# TASK INSTRUCTIONS:
From the entries below, copy every line that holds the word "padalinius".

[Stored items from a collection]
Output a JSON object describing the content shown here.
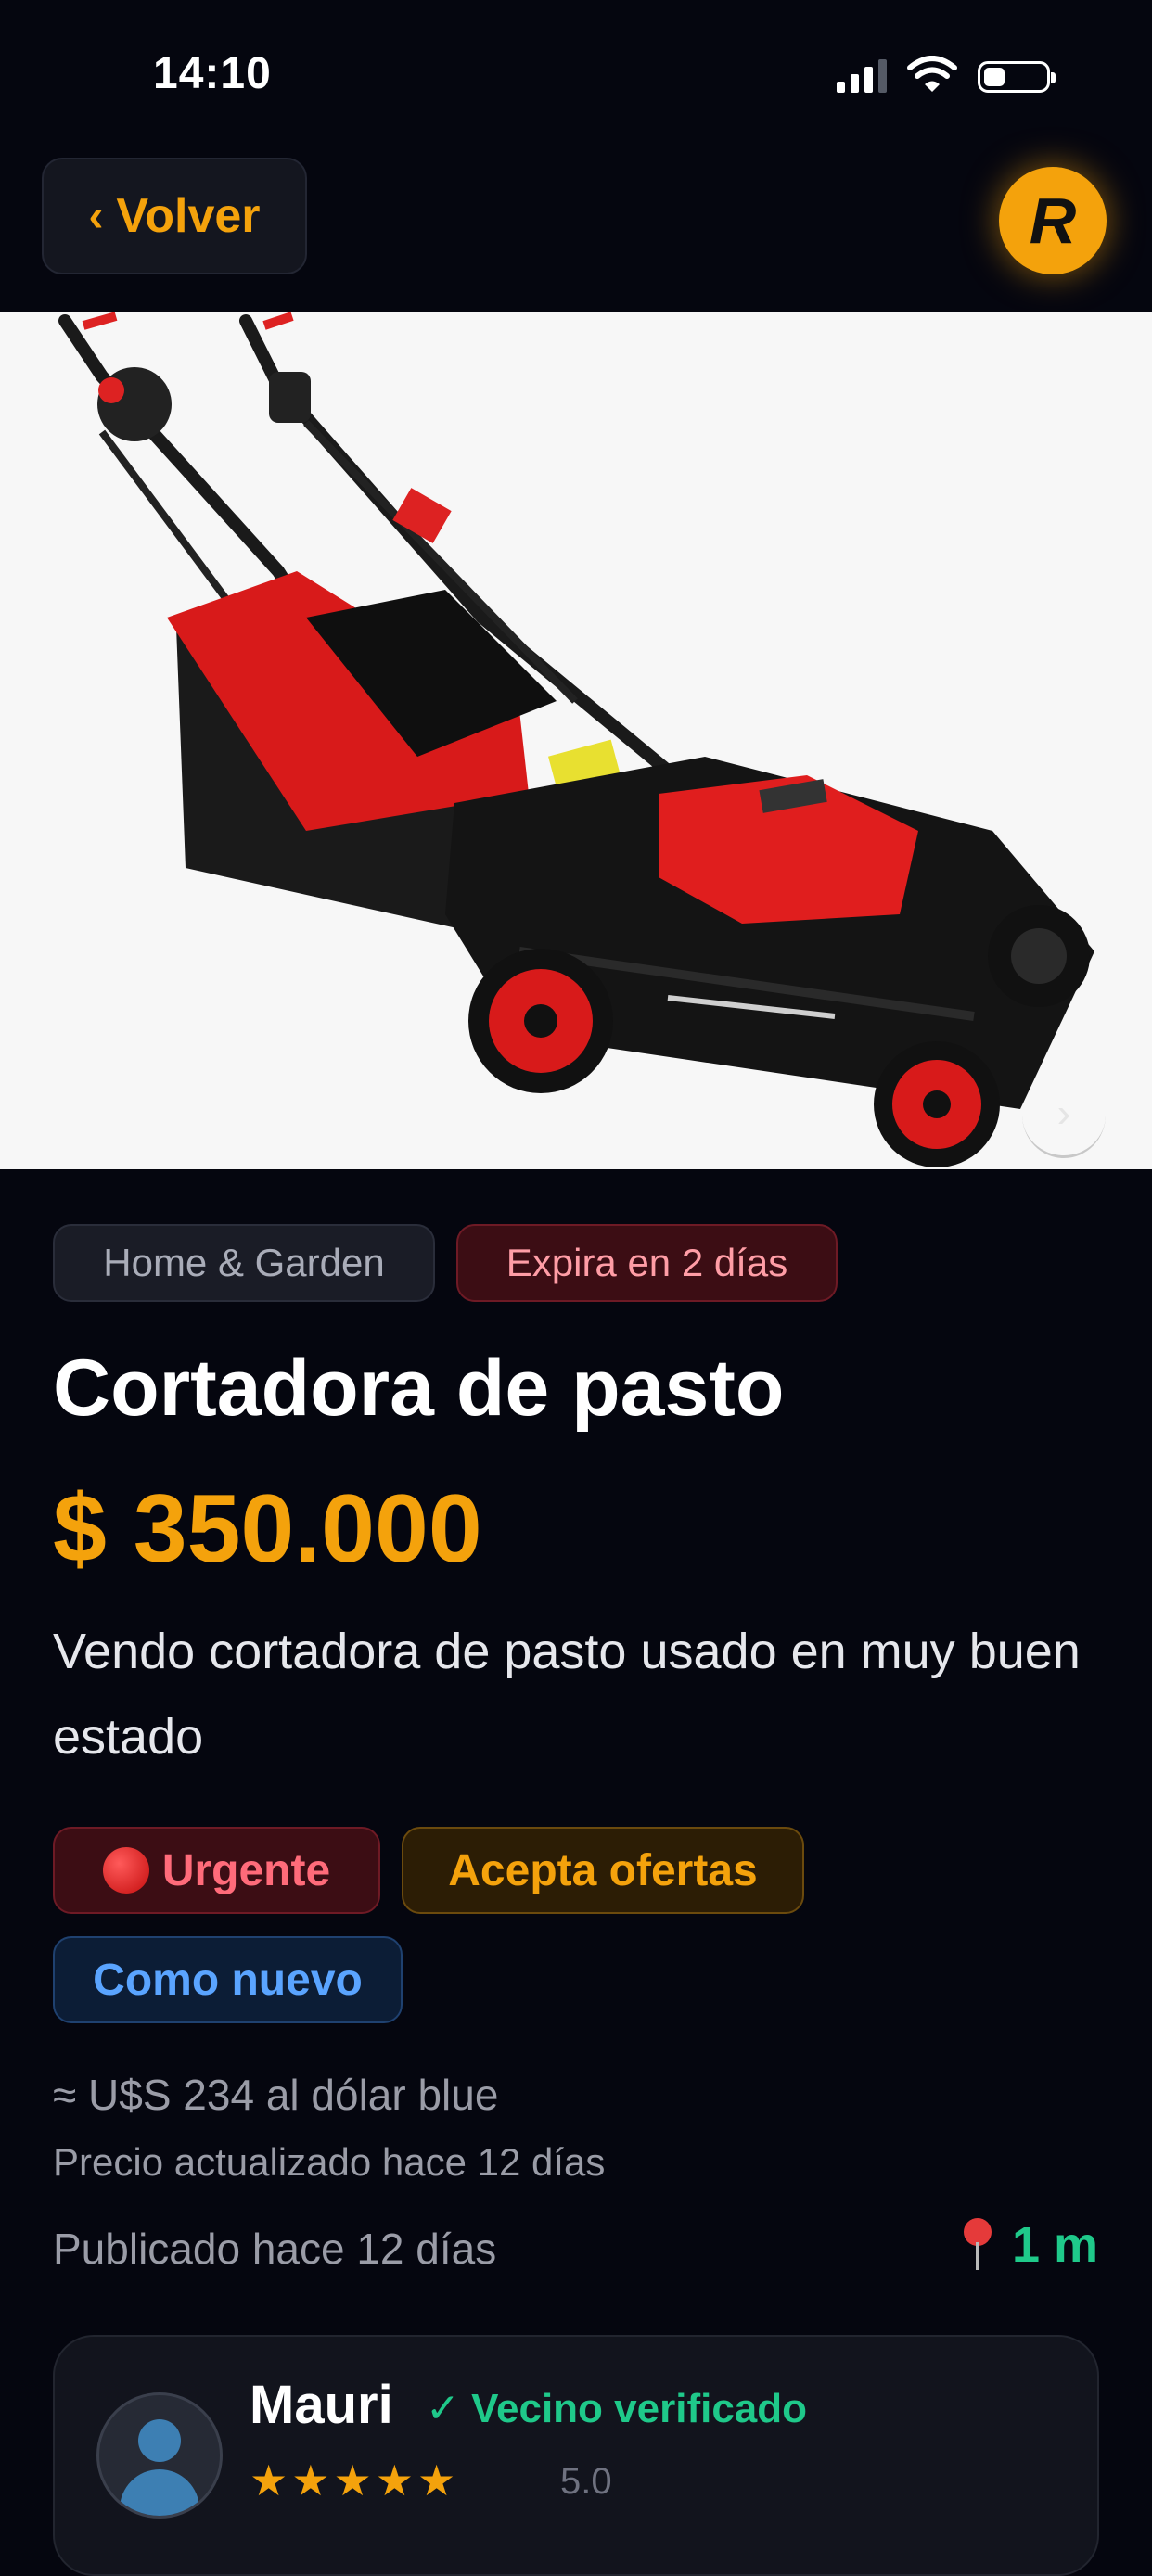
{
  "status_bar": {
    "time": "14:10",
    "battery_level": 0.35
  },
  "header": {
    "back_label": "Volver",
    "back_chevron": "‹",
    "logo_letter": "R"
  },
  "gallery": {
    "next_arrow": "›",
    "distance_chip": "1 m",
    "image_alt": "Cortadora de pasto roja",
    "accent": "#f4a20c"
  },
  "tags": {
    "category": "Home & Garden",
    "expiry": "Expira en 2 días"
  },
  "product": {
    "title": "Cortadora de pasto",
    "price": "$ 350.000",
    "description": "Vendo cortadora de pasto usado en muy buen estado"
  },
  "badges": {
    "urgent": "Urgente",
    "offers": "Acepta ofertas",
    "condition": "Como nuevo"
  },
  "meta": {
    "usd": "≈ U$S 234 al dólar blue",
    "updated": "Precio actualizado hace 12 días",
    "published": "Publicado hace 12 días",
    "distance": "1 m"
  },
  "seller": {
    "name": "Mauri",
    "verified": "✓ Vecino verificado",
    "stars": "★★★★★",
    "rating": "5.0"
  }
}
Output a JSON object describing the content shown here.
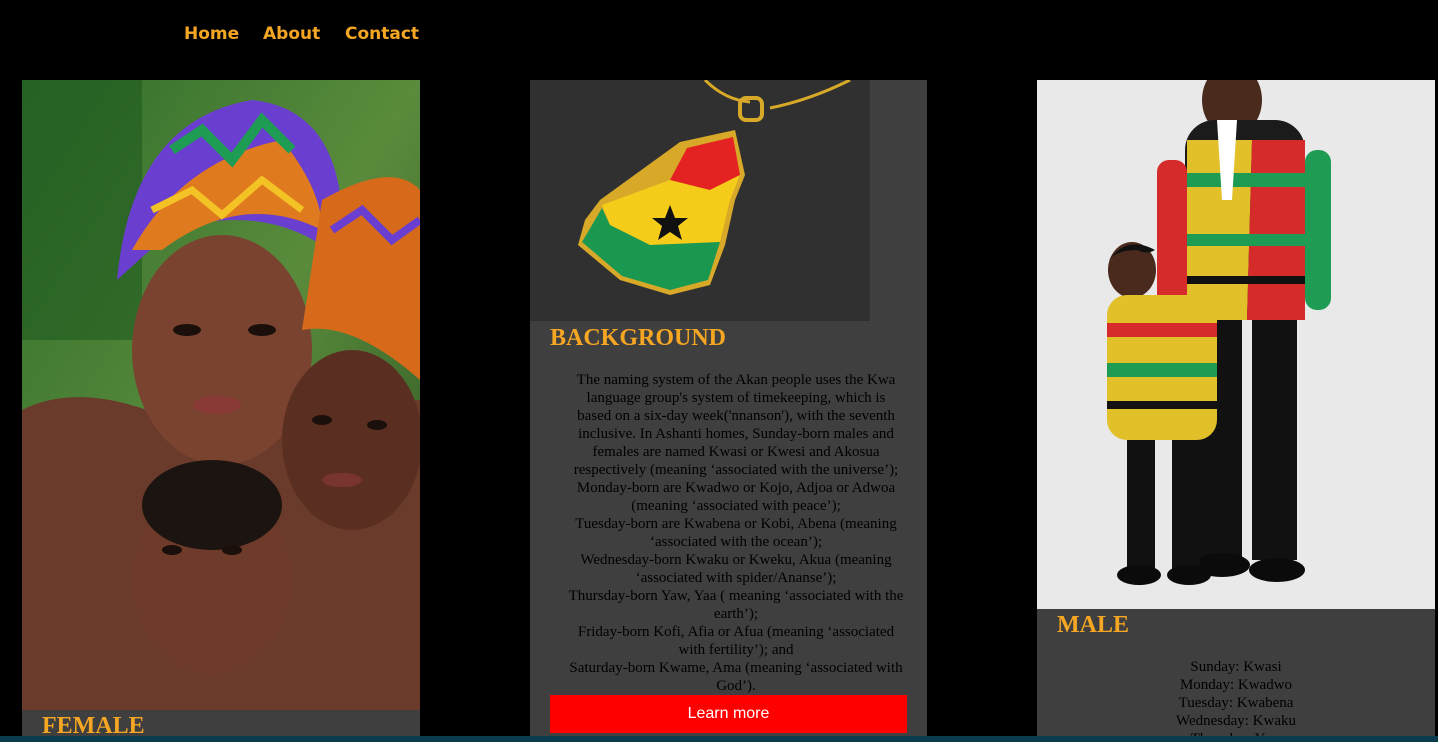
{
  "nav": {
    "home": "Home",
    "about": "About",
    "contact": "Contact"
  },
  "colors": {
    "accent": "#f5a623",
    "card": "#3f3f3f",
    "button": "#ff0000"
  },
  "female": {
    "heading": "FEMALE"
  },
  "background": {
    "heading": "BACKGROUND",
    "lines": [
      "The naming system of the Akan people uses the Kwa",
      "language group's system of timekeeping, which is",
      "based on a six-day week('nnanson'), with the seventh",
      "inclusive. In Ashanti homes, Sunday-born males and",
      "females are named Kwasi or Kwesi and Akosua",
      "respectively (meaning ‘associated with the universe’);",
      "Monday-born are Kwadwo or Kojo, Adjoa or Adwoa",
      "(meaning ‘associated with peace’);",
      "Tuesday-born are Kwabena or Kobi, Abena (meaning",
      "‘associated with the ocean’);",
      "Wednesday-born Kwaku or Kweku, Akua (meaning",
      "‘associated with spider/Ananse’);",
      "Thursday-born Yaw, Yaa ( meaning ‘associated with the",
      "earth’);",
      "Friday-born Kofi, Afia or Afua (meaning ‘associated",
      "with fertility’); and",
      "Saturday-born Kwame, Ama (meaning ‘associated with",
      "God’)."
    ],
    "button_label": "Learn more"
  },
  "male": {
    "heading": "MALE",
    "days": [
      "Sunday: Kwasi",
      "Monday: Kwadwo",
      "Tuesday: Kwabena",
      "Wednesday: Kwaku",
      "Thursday: Yaw"
    ]
  }
}
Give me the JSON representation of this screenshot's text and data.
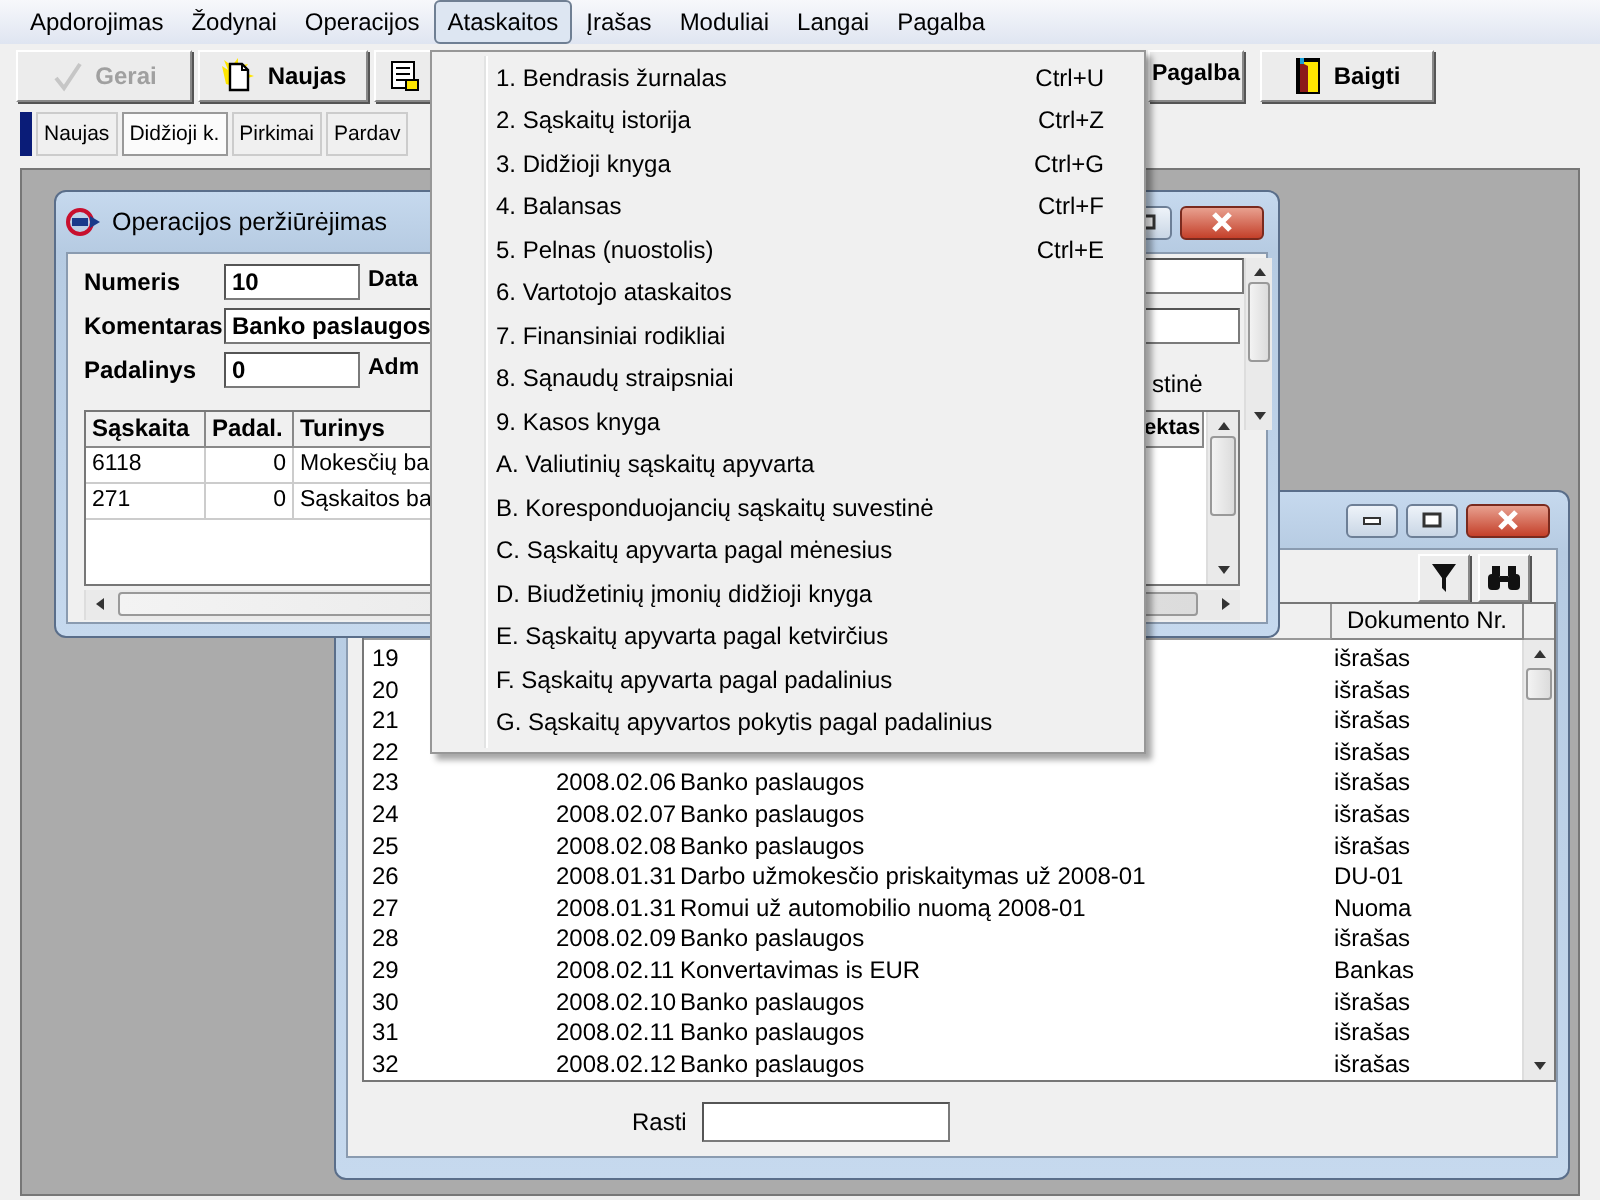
{
  "menu_bar": [
    {
      "label": "Apdorojimas",
      "selected": false
    },
    {
      "label": "Žodynai",
      "selected": false
    },
    {
      "label": "Operacijos",
      "selected": false
    },
    {
      "label": "Ataskaitos",
      "selected": true
    },
    {
      "label": "Įrašas",
      "selected": false
    },
    {
      "label": "Moduliai",
      "selected": false
    },
    {
      "label": "Langai",
      "selected": false
    },
    {
      "label": "Pagalba",
      "selected": false
    }
  ],
  "toolbar": [
    {
      "kind": "check",
      "label": "Gerai",
      "disabled": true
    },
    {
      "kind": "new",
      "label": "Naujas",
      "disabled": false
    },
    {
      "kind": "doc",
      "disabled": false
    },
    {
      "kind": "plain",
      "label": "Pagalba",
      "disabled": false
    },
    {
      "kind": "exit",
      "label": "Baigti",
      "disabled": false
    }
  ],
  "tabs": [
    {
      "label": "Naujas",
      "selected": false
    },
    {
      "label": "Didžioji k.",
      "selected": true
    },
    {
      "label": "Pirkimai",
      "selected": false
    },
    {
      "label": "Pardav",
      "selected": false
    }
  ],
  "report_menu": [
    {
      "label": "1. Bendrasis žurnalas",
      "shortcut": "Ctrl+U"
    },
    {
      "label": "2. Sąskaitų istorija",
      "shortcut": "Ctrl+Z"
    },
    {
      "label": "3. Didžioji knyga",
      "shortcut": "Ctrl+G"
    },
    {
      "label": "4. Balansas",
      "shortcut": "Ctrl+F"
    },
    {
      "label": "5. Pelnas (nuostolis)",
      "shortcut": "Ctrl+E"
    },
    {
      "label": "6. Vartotojo ataskaitos"
    },
    {
      "label": "7. Finansiniai rodikliai"
    },
    {
      "label": "8. Sąnaudų straipsniai"
    },
    {
      "label": "9. Kasos knyga"
    },
    {
      "label": "A. Valiutinių sąskaitų apyvarta"
    },
    {
      "label": "B. Koresponduojancių sąskaitų suvestinė"
    },
    {
      "label": "C. Sąskaitų apyvarta pagal mėnesius"
    },
    {
      "label": "D. Biudžetinių įmonių didžioji knyga"
    },
    {
      "label": "E. Sąskaitų apyvarta pagal ketvirčius"
    },
    {
      "label": "F. Sąskaitų apyvarta pagal padalinius"
    },
    {
      "label": "G. Sąskaitų apyvartos pokytis pagal padalinius"
    }
  ],
  "operation_window": {
    "title": "Operacijos peržiūrėjimas",
    "fields": [
      {
        "label": "Numeris",
        "value": "10",
        "side_label": "Data"
      },
      {
        "label": "Komentaras",
        "value": "Banko paslaugos"
      },
      {
        "label": "Padalinys",
        "value": "0",
        "side_label": "Adm"
      }
    ],
    "side_text": "stinė",
    "columns": [
      "Sąskaita",
      "Padal.",
      "Turinys",
      "ektas"
    ],
    "rows": [
      [
        "6118",
        "0",
        "Mokesčių ba"
      ],
      [
        "271",
        "0",
        "Sąskaitos ba"
      ]
    ]
  },
  "list_window": {
    "columns": [
      "Dokumento Nr."
    ],
    "rows": [
      {
        "number": "19",
        "document": "išrašas"
      },
      {
        "number": "20",
        "document": "išrašas"
      },
      {
        "number": "21",
        "document": "išrašas"
      },
      {
        "number": "22",
        "document": "išrašas"
      },
      {
        "number": "23",
        "date": "2008.02.06",
        "description": "Banko paslaugos",
        "document": "išrašas"
      },
      {
        "number": "24",
        "date": "2008.02.07",
        "description": "Banko paslaugos",
        "document": "išrašas"
      },
      {
        "number": "25",
        "date": "2008.02.08",
        "description": "Banko paslaugos",
        "document": "išrašas"
      },
      {
        "number": "26",
        "date": "2008.01.31",
        "description": "Darbo užmokesčio priskaitymas už 2008-01",
        "document": "DU-01"
      },
      {
        "number": "27",
        "date": "2008.01.31",
        "description": "Romui už automobilio nuomą 2008-01",
        "document": "Nuoma"
      },
      {
        "number": "28",
        "date": "2008.02.09",
        "description": "Banko paslaugos",
        "document": "išrašas"
      },
      {
        "number": "29",
        "date": "2008.02.11",
        "description": "Konvertavimas is EUR",
        "document": "Bankas"
      },
      {
        "number": "30",
        "date": "2008.02.10",
        "description": "Banko paslaugos",
        "document": "išrašas"
      },
      {
        "number": "31",
        "date": "2008.02.11",
        "description": "Banko paslaugos",
        "document": "išrašas"
      },
      {
        "number": "32",
        "date": "2008.02.12",
        "description": "Banko paslaugos",
        "document": "išrašas"
      }
    ],
    "search": {
      "label": "Rasti"
    }
  }
}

# EXERCISE RESPONSE:
      "label": "F. Sąskaitų apyvarta pagal padalinius"
      "label": "G. Sąskaitų apyvartos pokytis pagal padalinius"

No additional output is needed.